━━ SUPPLIED RECORDS
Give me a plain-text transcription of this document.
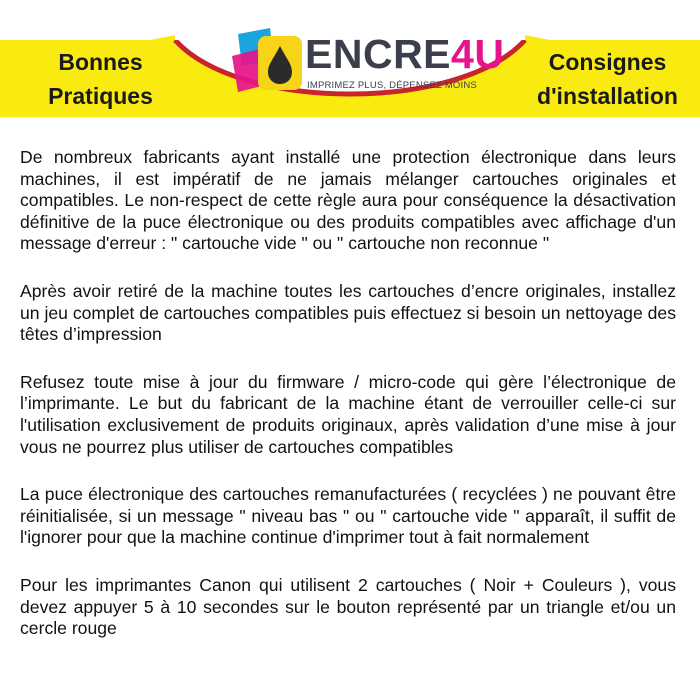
Bonnes
Pratiques
ENCRE4U
IMPRIMEZ PLUS, DÉPENSEZ MOINS
Consignes
d'installation

De nombreux fabricants ayant installé une protection électronique dans leurs machines, il est impératif de ne jamais mélanger cartouches originales et compatibles. Le non-respect de cette règle aura pour conséquence la désactivation définitive de la puce électronique ou des produits compatibles avec affichage d'un message d'erreur : " cartouche vide " ou " cartouche non reconnue "

Après avoir retiré de la machine toutes les cartouches d’encre originales, installez un jeu complet de cartouches compatibles puis effectuez si besoin un nettoyage des têtes d’impression

Refusez toute mise à jour du firmware / micro-code qui gère l’électronique de l’imprimante. Le but du fabricant de la machine étant de verrouiller celle-ci sur l'utilisation exclusivement de produits originaux, après validation d’une mise à jour vous ne pourrez plus utiliser de cartouches compatibles

La puce électronique des cartouches remanufacturées ( recyclées ) ne pouvant être réinitialisée, si un message " niveau bas " ou " cartouche vide " apparaît, il suffit de l'ignorer pour que la machine continue d'imprimer tout à fait normalement

Pour les imprimantes Canon qui utilisent 2 cartouches ( Noir + Couleurs ), vous devez appuyer 5 à 10 secondes sur le bouton représenté par un triangle et/ou un cercle rouge
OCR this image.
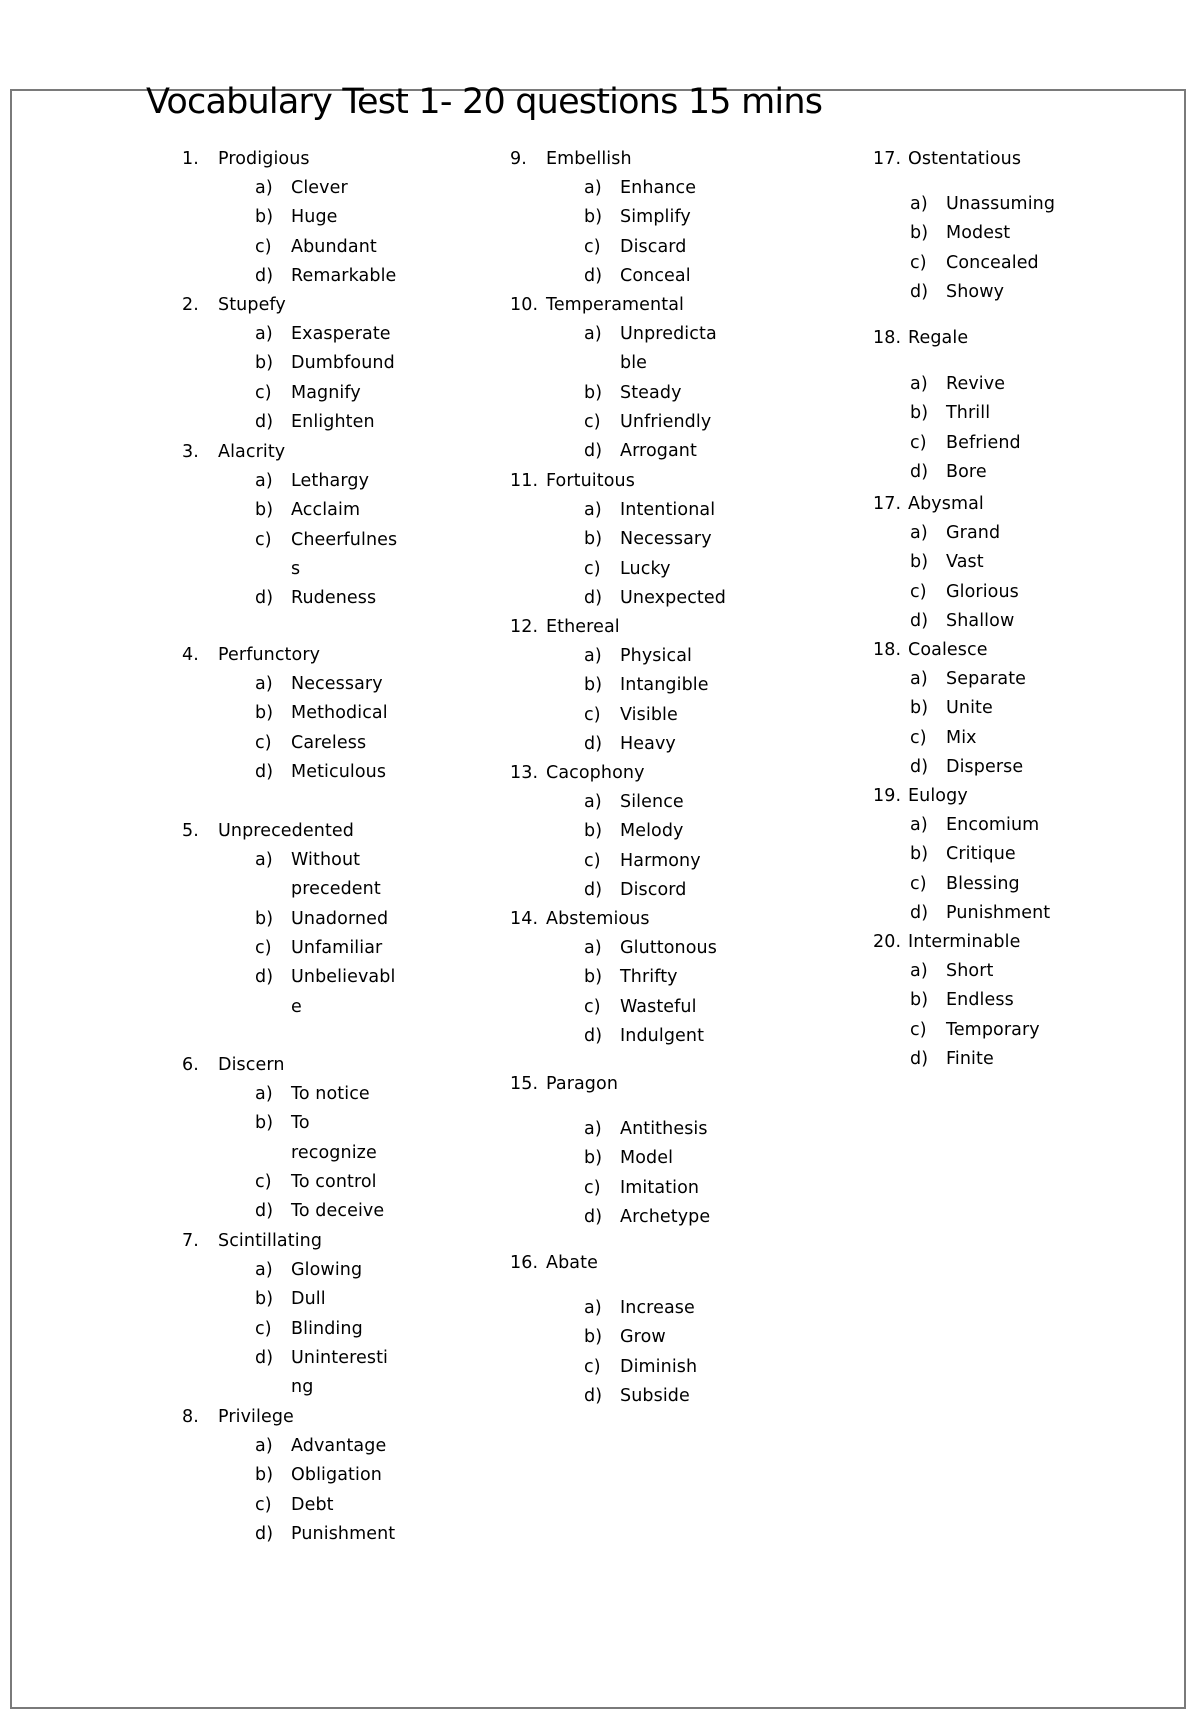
Vocabulary Test 1- 20 questions 15 mins
1. Prodigious
a) Clever
b) Huge
c) Abundant
d) Remarkable
2. Stupefy
a) Exasperate
b) Dumbfound
c) Magnify
d) Enlighten
3. Alacrity
a) Lethargy
b) Acclaim
c) Cheerfulnes
s
d) Rudeness
4. Perfunctory
a) Necessary
b) Methodical
c) Careless
d) Meticulous
5. Unprecedented
a) Without
precedent
b) Unadorned
c) Unfamiliar
d) Unbelievabl
e
6. Discern
a) To notice
b) To
recognize
c) To control
d) To deceive
7. Scintillating
a) Glowing
b) Dull
c) Blinding
d) Uninteresti
ng
8. Privilege
a) Advantage
b) Obligation
c) Debt
d) Punishment
9. Embellish
a) Enhance
b) Simplify
c) Discard
d) Conceal
10. Temperamental
a) Unpredicta
ble
b) Steady
c) Unfriendly
d) Arrogant
11. Fortuitous
a) Intentional
b) Necessary
c) Lucky
d) Unexpected
12. Ethereal
a) Physical
b) Intangible
c) Visible
d) Heavy
13. Cacophony
a) Silence
b) Melody
c) Harmony
d) Discord
14. Abstemious
a) Gluttonous
b) Thrifty
c) Wasteful
d) Indulgent
15. Paragon
a) Antithesis
b) Model
c) Imitation
d) Archetype
16. Abate
a) Increase
b) Grow
c) Diminish
d) Subside
17. Ostentatious
a) Unassuming
b) Modest
c) Concealed
d) Showy
18. Regale
a) Revive
b) Thrill
c) Befriend
d) Bore
17. Abysmal
a) Grand
b) Vast
c) Glorious
d) Shallow
18. Coalesce
a) Separate
b) Unite
c) Mix
d) Disperse
19. Eulogy
a) Encomium
b) Critique
c) Blessing
d) Punishment
20. Interminable
a) Short
b) Endless
c) Temporary
d) Finite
━━━━
◆ WHAT YOU SHOULD DO ◆
Pictures in the data above should not be copied; transcribe everything else exactly.

◆ COMPLETE ANSWER ◆
Give me a plain-text transcription of this document.
Bonnes
Pratiques
ENCRE4U
IMPRIMEZ PLUS, DÉPENSEZ MOINS
Consignes
d'installation

De nombreux fabricants ayant installé une protection électronique dans leurs machines, il est impératif de ne jamais mélanger cartouches originales et compatibles. Le non-respect de cette règle aura pour conséquence la désactivation définitive de la puce électronique ou des produits compatibles avec affichage d'un message d'erreur : " cartouche vide " ou " cartouche non reconnue "

Après avoir retiré de la machine toutes les cartouches d’encre originales, installez un jeu complet de cartouches compatibles puis effectuez si besoin un nettoyage des têtes d’impression

Refusez toute mise à jour du firmware / micro-code qui gère l’électronique de l’imprimante. Le but du fabricant de la machine étant de verrouiller celle-ci sur l'utilisation exclusivement de produits originaux, après validation d’une mise à jour vous ne pourrez plus utiliser de cartouches compatibles

La puce électronique des cartouches remanufacturées ( recyclées ) ne pouvant être réinitialisée, si un message " niveau bas " ou " cartouche vide " apparaît, il suffit de l'ignorer pour que la machine continue d'imprimer tout à fait normalement

Pour les imprimantes Canon qui utilisent 2 cartouches ( Noir + Couleurs ), vous devez appuyer 5 à 10 secondes sur le bouton représenté par un triangle et/ou un cercle rouge
OCR this image.
Vocabulary Test 1- 20 questions 15 mins
1. Prodigious
a) Clever
b) Huge
c) Abundant
d) Remarkable
2. Stupefy
a) Exasperate
b) Dumbfound
c) Magnify
d) Enlighten
3. Alacrity
a) Lethargy
b) Acclaim
c) Cheerfulnes
s
d) Rudeness
4. Perfunctory
a) Necessary
b) Methodical
c) Careless
d) Meticulous
5. Unprecedented
a) Without
precedent
b) Unadorned
c) Unfamiliar
d) Unbelievabl
e
6. Discern
a) To notice
b) To
recognize
c) To control
d) To deceive
7. Scintillating
a) Glowing
b) Dull
c) Blinding
d) Uninteresti
ng
8. Privilege
a) Advantage
b) Obligation
c) Debt
d) Punishment
9. Embellish
a) Enhance
b) Simplify
c) Discard
d) Conceal
10. Temperamental
a) Unpredicta
ble
b) Steady
c) Unfriendly
d) Arrogant
11. Fortuitous
a) Intentional
b) Necessary
c) Lucky
d) Unexpected
12. Ethereal
a) Physical
b) Intangible
c) Visible
d) Heavy
13. Cacophony
a) Silence
b) Melody
c) Harmony
d) Discord
14. Abstemious
a) Gluttonous
b) Thrifty
c) Wasteful
d) Indulgent
15. Paragon
a) Antithesis
b) Model
c) Imitation
d) Archetype
16. Abate
a) Increase
b) Grow
c) Diminish
d) Subside
17. Ostentatious
a) Unassuming
b) Modest
c) Concealed
d) Showy
18. Regale
a) Revive
b) Thrill
c) Befriend
d) Bore
17. Abysmal
a) Grand
b) Vast
c) Glorious
d) Shallow
18. Coalesce
a) Separate
b) Unite
c) Mix
d) Disperse
19. Eulogy
a) Encomium
b) Critique
c) Blessing
d) Punishment
20. Interminable
a) Short
b) Endless
c) Temporary
d) Finite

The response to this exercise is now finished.